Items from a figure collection
'''
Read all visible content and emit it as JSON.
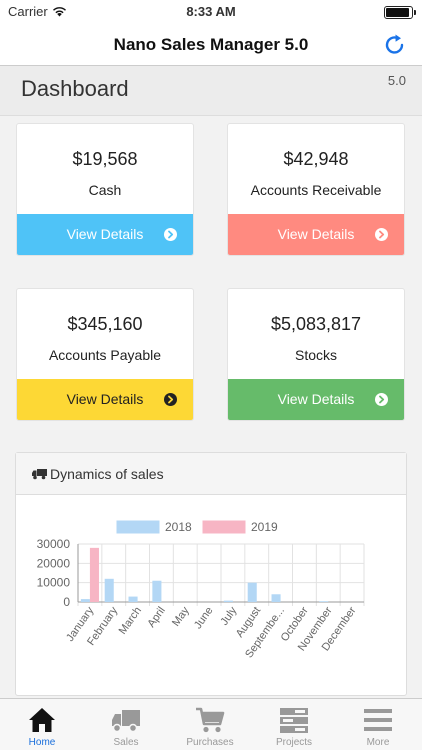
{
  "status_bar": {
    "carrier": "Carrier",
    "time": "8:33 AM",
    "battery_level": 0.92
  },
  "nav": {
    "title": "Nano Sales Manager 5.0",
    "refresh_icon": "refresh-icon"
  },
  "header": {
    "title": "Dashboard",
    "version": "5.0"
  },
  "cards": [
    {
      "amount": "$19,568",
      "label": "Cash",
      "button": "View Details",
      "color": "#4fc3f7",
      "text_color": "#ffffff"
    },
    {
      "amount": "$42,948",
      "label": "Accounts Receivable",
      "button": "View Details",
      "color": "#ff8a80",
      "text_color": "#ffffff"
    },
    {
      "amount": "$345,160",
      "label": "Accounts Payable",
      "button": "View Details",
      "color": "#fdd835",
      "text_color": "#222222"
    },
    {
      "amount": "$5,083,817",
      "label": "Stocks",
      "button": "View Details",
      "color": "#66bb6a",
      "text_color": "#ffffff"
    }
  ],
  "sales_panel": {
    "title": "Dynamics of sales",
    "icon": "truck-icon"
  },
  "chart_data": {
    "type": "bar",
    "title": "",
    "categories": [
      "January",
      "February",
      "March",
      "April",
      "May",
      "June",
      "July",
      "August",
      "Septembe...",
      "October",
      "November",
      "December"
    ],
    "series": [
      {
        "name": "2018",
        "values": [
          1500,
          12000,
          2800,
          11000,
          0,
          0,
          700,
          10000,
          4000,
          0,
          400,
          0
        ],
        "color": "#b3d7f5"
      },
      {
        "name": "2019",
        "values": [
          28000,
          0,
          0,
          0,
          0,
          0,
          0,
          0,
          0,
          0,
          0,
          0
        ],
        "color": "#f7b5c4"
      }
    ],
    "yticks": [
      "30000",
      "20000",
      "10000",
      "0"
    ],
    "ylim": [
      0,
      30000
    ],
    "legend_position": "top",
    "grid": true
  },
  "tabs": [
    {
      "label": "Home",
      "icon": "home-icon",
      "active": true
    },
    {
      "label": "Sales",
      "icon": "truck-icon",
      "active": false
    },
    {
      "label": "Purchases",
      "icon": "cart-icon",
      "active": false
    },
    {
      "label": "Projects",
      "icon": "projects-icon",
      "active": false
    },
    {
      "label": "More",
      "icon": "menu-icon",
      "active": false
    }
  ]
}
'''
# [Problem description]
Find all lines holding the string "title" and copy them.

# [Complete response]
    "title": "Nano Sales Manager 5.0",
    "title": "Dashboard",
    "title": "Dynamics of sales",
    "title": "",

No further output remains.